- _Do this_:
Search the data for the word "Local". Reproduce every line where it is found.

- _Material for this exercise_:
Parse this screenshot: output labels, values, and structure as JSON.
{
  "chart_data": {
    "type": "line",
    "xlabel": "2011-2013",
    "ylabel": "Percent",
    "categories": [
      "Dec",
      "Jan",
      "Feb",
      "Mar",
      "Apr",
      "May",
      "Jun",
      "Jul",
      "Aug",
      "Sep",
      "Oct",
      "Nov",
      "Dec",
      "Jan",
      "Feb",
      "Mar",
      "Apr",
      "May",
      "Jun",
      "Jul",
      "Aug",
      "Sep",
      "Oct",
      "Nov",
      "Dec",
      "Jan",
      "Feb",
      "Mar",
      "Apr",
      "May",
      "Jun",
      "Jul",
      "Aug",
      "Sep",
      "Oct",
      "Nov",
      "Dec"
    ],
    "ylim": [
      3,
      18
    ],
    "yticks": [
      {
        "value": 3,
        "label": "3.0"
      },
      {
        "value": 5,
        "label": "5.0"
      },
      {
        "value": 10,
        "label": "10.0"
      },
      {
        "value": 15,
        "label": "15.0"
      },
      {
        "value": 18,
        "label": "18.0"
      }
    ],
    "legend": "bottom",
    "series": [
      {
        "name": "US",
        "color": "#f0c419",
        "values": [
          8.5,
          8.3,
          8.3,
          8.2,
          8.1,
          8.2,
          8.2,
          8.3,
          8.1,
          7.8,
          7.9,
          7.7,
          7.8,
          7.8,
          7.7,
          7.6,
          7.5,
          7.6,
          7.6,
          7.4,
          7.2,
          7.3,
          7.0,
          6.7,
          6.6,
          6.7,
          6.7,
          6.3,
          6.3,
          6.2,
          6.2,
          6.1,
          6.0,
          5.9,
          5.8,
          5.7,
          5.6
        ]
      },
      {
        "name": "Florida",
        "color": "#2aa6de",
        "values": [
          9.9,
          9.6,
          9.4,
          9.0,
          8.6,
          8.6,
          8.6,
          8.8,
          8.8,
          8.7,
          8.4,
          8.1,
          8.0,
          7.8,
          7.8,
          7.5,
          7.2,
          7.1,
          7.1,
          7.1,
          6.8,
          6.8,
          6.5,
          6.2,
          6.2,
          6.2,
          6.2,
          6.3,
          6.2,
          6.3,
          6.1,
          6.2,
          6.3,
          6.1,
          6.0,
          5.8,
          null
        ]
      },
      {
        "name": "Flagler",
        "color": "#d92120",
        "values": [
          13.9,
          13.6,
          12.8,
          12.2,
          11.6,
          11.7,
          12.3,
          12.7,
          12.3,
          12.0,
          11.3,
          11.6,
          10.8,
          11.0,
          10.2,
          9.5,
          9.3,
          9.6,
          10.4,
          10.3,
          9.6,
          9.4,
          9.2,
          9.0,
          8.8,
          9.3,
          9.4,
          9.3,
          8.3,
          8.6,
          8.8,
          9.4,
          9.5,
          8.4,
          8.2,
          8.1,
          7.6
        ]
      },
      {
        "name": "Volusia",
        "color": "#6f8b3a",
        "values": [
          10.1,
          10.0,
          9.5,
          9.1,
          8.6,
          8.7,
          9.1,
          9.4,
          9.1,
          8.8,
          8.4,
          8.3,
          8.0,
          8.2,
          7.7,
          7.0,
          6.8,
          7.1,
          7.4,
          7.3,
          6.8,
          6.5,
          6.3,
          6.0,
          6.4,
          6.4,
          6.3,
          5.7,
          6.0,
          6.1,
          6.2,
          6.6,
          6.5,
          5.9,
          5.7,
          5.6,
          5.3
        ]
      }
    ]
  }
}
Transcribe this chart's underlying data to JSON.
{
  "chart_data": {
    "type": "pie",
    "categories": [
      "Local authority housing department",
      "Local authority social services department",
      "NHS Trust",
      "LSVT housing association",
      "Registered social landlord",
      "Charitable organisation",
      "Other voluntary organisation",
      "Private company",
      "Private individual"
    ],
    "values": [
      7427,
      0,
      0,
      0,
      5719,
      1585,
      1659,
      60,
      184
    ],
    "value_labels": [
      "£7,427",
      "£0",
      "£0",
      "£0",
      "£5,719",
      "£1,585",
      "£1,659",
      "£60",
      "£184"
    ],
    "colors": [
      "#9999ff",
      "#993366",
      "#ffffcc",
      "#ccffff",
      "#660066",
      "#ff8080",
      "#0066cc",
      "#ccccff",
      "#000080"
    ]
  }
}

- _Result of the task_:
      "Local authority housing department",
      "Local authority social services department",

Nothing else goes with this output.